## [WHAT YOU ARE ASKED TO DO]
Search the listing below for the word "فرصت" and copy each line that holds it.

## [SUPPLIED MATERIAL]
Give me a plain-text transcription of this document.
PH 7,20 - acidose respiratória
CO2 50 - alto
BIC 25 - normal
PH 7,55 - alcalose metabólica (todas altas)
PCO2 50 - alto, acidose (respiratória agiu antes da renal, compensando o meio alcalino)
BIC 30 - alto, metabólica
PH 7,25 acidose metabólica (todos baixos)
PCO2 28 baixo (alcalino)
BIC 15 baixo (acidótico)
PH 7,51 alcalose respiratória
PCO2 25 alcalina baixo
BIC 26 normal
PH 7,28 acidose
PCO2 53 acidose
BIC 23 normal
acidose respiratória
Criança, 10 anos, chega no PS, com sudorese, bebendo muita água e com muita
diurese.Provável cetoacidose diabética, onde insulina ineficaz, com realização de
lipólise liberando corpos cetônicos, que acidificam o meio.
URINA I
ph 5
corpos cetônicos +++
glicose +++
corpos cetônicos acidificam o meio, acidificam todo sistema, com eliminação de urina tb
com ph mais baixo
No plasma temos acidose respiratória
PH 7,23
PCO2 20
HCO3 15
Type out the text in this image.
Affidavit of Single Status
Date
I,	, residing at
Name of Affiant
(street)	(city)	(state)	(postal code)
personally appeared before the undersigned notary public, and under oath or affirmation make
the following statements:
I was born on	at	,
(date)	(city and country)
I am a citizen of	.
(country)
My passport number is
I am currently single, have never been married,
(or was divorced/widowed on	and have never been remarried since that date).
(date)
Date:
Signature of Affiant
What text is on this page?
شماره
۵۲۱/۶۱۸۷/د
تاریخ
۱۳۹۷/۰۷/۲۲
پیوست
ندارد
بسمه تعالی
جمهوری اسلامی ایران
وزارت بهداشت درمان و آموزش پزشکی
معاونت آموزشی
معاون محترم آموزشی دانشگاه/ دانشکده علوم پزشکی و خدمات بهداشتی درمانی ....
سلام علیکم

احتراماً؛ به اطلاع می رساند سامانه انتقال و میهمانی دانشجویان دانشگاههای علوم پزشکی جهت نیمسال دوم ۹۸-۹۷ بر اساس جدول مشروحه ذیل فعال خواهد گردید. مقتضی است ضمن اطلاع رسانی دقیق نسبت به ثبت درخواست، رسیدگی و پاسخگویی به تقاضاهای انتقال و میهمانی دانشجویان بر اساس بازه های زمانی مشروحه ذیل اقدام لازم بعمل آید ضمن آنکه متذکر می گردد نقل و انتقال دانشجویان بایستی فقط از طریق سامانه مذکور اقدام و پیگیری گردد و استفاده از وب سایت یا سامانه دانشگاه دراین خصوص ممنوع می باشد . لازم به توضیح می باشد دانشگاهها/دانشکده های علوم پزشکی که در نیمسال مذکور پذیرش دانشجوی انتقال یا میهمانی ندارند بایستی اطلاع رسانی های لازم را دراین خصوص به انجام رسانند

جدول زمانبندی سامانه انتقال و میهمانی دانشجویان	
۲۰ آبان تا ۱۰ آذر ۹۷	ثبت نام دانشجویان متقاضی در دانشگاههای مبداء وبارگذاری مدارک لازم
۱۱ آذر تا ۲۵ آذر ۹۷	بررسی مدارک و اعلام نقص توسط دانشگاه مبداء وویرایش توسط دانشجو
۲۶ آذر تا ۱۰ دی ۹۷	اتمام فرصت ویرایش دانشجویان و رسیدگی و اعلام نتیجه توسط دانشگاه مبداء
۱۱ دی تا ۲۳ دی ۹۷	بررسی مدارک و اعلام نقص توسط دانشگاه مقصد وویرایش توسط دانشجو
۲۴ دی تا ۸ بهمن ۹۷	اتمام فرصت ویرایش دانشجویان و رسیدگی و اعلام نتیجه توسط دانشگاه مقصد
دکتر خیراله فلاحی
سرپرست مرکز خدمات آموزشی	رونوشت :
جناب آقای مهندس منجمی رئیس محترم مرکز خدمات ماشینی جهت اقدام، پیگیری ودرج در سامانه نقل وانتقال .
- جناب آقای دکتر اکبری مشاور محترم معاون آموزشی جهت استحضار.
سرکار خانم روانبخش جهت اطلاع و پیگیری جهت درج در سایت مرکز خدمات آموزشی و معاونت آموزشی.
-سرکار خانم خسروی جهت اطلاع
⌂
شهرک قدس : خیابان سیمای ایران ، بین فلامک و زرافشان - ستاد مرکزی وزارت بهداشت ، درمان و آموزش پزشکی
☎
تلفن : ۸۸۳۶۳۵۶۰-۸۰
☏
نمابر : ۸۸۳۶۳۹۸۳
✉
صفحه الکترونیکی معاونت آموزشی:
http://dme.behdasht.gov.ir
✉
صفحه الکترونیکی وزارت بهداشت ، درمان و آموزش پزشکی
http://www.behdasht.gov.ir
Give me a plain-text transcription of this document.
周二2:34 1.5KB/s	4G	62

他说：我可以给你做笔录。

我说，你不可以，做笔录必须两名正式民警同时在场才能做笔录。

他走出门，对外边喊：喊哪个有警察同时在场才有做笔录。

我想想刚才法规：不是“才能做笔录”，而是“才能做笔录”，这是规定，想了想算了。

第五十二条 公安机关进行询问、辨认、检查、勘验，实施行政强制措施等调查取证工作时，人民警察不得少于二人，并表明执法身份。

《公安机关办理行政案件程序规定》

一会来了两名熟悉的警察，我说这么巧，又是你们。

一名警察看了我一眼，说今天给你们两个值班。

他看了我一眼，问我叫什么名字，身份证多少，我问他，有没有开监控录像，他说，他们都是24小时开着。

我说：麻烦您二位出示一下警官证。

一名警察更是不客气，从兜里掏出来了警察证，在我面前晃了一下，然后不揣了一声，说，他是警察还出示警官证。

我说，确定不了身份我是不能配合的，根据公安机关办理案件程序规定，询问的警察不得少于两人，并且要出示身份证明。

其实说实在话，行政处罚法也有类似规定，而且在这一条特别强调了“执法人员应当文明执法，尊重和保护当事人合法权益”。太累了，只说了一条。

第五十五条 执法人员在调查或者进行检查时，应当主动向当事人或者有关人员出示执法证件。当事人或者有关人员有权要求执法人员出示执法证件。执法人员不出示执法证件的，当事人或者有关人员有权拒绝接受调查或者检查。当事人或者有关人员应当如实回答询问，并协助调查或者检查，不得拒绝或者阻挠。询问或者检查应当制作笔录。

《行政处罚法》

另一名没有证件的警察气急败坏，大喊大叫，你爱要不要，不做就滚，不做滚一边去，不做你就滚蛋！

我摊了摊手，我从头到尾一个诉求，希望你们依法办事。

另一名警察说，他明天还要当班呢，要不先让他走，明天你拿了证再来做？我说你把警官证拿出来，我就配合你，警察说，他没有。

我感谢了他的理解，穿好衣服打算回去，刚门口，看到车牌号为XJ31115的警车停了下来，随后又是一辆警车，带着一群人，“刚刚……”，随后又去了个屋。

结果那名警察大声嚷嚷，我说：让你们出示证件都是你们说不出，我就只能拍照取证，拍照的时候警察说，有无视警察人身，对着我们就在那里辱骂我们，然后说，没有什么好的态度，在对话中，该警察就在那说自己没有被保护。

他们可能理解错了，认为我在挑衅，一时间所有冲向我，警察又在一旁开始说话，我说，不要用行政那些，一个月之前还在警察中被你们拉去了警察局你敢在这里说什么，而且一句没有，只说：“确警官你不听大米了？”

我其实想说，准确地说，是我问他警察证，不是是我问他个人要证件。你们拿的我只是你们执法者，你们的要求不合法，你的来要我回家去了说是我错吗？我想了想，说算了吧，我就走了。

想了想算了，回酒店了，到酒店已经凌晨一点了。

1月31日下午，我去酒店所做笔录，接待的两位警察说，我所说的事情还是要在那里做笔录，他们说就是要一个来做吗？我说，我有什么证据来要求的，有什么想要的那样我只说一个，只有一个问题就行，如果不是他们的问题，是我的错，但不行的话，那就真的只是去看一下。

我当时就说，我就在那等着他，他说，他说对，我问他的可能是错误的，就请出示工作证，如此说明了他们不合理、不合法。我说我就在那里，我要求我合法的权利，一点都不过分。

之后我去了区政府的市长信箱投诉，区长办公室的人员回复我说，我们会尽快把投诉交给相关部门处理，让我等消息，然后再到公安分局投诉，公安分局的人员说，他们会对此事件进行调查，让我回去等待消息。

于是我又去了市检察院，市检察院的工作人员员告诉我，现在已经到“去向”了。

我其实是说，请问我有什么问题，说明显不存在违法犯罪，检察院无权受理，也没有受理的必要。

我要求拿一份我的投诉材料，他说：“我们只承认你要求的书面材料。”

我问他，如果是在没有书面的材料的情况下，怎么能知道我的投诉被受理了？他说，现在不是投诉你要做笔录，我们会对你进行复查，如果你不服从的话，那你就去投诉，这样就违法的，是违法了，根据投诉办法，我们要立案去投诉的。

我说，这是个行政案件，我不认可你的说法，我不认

## [EXPECTED ANSWER]
۲۶ آذر تا ۱۰ دی ۹۷	اتمام فرصت ویرایش دانشجویان و رسیدگی و اعلام نتیجه توسط دانشگاه مبداء
۲۴ دی تا ۸ بهمن ۹۷	اتمام فرصت ویرایش دانشجویان و رسیدگی و اعلام نتیجه توسط دانشگاه مقصد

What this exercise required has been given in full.